## Source records

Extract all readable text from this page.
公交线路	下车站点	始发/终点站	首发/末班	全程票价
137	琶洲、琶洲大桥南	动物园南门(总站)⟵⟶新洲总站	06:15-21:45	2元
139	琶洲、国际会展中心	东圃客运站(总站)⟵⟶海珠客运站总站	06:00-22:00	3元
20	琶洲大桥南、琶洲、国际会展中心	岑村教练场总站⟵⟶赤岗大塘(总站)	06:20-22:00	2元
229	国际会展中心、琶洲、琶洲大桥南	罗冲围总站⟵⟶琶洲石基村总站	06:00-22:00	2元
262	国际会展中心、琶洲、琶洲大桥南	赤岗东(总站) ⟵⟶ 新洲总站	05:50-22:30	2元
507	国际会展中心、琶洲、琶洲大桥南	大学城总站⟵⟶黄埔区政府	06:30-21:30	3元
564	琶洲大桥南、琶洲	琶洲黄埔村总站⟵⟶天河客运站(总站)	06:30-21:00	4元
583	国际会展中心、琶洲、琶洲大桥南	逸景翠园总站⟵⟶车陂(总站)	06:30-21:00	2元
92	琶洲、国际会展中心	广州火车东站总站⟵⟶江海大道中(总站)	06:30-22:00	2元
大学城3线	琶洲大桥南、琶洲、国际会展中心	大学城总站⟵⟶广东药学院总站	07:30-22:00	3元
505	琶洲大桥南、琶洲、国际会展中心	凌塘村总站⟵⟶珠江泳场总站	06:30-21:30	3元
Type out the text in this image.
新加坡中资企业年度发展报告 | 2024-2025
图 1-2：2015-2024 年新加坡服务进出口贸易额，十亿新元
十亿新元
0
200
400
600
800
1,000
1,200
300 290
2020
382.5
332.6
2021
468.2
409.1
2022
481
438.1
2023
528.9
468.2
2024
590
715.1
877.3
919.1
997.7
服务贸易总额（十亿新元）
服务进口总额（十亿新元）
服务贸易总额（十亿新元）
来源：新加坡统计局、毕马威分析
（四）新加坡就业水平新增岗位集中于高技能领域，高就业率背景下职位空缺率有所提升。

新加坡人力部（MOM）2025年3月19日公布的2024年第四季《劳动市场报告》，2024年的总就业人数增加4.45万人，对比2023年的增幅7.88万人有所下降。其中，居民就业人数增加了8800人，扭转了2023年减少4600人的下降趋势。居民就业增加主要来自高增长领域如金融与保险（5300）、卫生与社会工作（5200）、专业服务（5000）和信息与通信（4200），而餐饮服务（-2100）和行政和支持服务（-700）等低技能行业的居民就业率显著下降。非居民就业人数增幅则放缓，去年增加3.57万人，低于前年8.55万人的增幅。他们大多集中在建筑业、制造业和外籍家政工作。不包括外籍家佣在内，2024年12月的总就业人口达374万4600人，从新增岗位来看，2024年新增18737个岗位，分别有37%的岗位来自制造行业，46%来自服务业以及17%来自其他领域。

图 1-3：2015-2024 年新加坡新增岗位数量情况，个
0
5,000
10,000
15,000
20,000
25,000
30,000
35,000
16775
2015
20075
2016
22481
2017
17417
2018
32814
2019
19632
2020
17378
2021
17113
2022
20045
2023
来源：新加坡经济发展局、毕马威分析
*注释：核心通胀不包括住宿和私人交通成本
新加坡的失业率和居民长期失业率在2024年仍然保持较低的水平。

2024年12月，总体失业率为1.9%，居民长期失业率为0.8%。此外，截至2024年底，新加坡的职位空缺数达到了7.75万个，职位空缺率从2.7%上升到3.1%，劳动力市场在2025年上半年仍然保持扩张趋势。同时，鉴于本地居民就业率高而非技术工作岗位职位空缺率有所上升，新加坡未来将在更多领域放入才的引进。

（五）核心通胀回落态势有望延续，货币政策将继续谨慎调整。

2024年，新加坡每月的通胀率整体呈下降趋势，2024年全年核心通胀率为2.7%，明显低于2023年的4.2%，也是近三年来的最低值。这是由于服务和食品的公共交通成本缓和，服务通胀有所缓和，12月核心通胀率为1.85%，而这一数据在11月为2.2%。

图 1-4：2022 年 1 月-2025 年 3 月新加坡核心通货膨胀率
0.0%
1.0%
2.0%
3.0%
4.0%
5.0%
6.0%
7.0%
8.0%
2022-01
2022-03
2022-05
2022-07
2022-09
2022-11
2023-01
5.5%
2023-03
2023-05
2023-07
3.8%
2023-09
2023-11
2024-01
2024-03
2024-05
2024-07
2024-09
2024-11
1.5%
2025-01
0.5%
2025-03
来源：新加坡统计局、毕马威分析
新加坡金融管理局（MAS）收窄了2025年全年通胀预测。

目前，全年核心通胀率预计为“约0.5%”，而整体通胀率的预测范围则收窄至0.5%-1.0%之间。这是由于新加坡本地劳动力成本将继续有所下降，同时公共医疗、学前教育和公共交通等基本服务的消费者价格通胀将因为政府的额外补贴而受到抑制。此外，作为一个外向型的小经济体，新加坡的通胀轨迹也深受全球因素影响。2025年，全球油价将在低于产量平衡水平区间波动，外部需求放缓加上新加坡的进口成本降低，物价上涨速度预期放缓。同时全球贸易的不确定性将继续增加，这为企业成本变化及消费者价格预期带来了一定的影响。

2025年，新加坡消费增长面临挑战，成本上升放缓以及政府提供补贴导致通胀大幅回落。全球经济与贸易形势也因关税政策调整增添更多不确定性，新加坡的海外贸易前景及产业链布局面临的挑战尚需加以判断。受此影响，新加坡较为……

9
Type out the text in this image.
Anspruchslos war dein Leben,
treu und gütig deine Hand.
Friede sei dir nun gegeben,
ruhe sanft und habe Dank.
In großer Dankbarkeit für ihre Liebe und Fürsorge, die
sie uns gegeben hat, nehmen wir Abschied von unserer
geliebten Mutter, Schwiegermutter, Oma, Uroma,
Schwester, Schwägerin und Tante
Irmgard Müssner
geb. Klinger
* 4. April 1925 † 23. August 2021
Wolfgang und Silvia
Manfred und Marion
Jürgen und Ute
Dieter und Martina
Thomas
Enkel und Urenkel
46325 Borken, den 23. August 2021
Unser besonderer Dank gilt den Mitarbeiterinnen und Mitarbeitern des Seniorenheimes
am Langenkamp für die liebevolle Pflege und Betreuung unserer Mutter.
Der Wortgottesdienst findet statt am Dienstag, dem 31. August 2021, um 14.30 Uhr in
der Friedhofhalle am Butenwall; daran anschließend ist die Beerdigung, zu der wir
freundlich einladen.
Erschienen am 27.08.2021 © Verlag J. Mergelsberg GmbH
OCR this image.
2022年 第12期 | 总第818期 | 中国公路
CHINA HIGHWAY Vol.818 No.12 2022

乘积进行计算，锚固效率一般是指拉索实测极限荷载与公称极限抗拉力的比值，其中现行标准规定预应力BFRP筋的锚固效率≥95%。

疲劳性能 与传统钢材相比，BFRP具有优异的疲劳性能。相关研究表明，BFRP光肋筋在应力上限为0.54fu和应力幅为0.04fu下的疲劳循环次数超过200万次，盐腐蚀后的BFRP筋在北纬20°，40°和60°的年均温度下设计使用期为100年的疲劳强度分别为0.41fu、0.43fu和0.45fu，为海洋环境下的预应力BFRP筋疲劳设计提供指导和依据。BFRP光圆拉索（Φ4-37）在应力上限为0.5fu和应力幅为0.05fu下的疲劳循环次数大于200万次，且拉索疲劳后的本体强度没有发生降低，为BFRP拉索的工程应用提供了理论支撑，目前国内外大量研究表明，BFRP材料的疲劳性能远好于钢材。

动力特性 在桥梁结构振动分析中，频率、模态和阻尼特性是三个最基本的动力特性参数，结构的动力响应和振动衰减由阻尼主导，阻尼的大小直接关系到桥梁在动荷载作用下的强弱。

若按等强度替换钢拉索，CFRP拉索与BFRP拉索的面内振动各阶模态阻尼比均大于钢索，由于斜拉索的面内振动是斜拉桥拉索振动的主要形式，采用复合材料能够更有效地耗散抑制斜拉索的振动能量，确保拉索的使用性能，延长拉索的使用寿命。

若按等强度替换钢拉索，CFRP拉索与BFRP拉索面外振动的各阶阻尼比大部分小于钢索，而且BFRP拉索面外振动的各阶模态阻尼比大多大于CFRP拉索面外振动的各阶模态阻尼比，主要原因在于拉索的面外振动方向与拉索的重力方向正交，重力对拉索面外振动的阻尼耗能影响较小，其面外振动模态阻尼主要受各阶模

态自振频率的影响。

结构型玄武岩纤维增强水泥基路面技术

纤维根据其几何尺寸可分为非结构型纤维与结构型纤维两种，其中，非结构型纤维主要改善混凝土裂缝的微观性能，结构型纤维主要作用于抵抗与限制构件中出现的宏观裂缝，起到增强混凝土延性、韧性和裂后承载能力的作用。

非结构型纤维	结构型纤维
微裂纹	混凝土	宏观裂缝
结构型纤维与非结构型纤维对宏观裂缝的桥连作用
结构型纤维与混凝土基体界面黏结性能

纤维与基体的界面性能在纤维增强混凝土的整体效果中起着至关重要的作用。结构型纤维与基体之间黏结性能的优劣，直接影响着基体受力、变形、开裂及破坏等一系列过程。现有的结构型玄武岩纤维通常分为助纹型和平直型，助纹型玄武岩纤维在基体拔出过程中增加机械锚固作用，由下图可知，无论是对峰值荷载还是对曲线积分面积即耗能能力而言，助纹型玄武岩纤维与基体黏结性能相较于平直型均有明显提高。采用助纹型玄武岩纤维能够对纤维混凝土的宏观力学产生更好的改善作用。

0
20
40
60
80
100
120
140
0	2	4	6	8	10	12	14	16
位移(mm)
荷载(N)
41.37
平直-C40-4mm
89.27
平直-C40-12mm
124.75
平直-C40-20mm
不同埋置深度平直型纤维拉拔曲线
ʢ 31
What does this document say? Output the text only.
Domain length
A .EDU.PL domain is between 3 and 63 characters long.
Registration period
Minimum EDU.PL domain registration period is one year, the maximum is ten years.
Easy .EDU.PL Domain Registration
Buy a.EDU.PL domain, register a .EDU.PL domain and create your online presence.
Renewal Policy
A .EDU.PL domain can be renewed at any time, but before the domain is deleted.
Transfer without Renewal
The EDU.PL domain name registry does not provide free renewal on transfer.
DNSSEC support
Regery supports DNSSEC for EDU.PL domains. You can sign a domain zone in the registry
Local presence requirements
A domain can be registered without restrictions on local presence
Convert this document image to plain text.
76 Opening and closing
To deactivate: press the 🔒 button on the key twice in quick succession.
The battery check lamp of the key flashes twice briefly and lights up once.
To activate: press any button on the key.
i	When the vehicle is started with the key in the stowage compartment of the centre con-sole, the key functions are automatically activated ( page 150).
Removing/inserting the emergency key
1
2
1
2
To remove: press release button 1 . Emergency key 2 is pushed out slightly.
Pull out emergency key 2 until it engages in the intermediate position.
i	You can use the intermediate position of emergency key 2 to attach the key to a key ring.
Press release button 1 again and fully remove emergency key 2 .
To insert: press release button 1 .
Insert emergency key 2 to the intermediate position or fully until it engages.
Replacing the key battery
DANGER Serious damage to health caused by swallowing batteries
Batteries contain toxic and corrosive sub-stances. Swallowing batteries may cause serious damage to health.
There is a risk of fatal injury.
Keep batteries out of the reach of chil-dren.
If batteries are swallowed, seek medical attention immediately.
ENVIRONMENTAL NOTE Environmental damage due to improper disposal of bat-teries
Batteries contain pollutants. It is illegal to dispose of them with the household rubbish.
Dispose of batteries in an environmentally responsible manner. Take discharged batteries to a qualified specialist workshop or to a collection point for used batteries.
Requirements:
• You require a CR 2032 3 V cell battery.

## Problem to work on
Across the material above, count every line holding "period" and write down only the number.

## Task result
2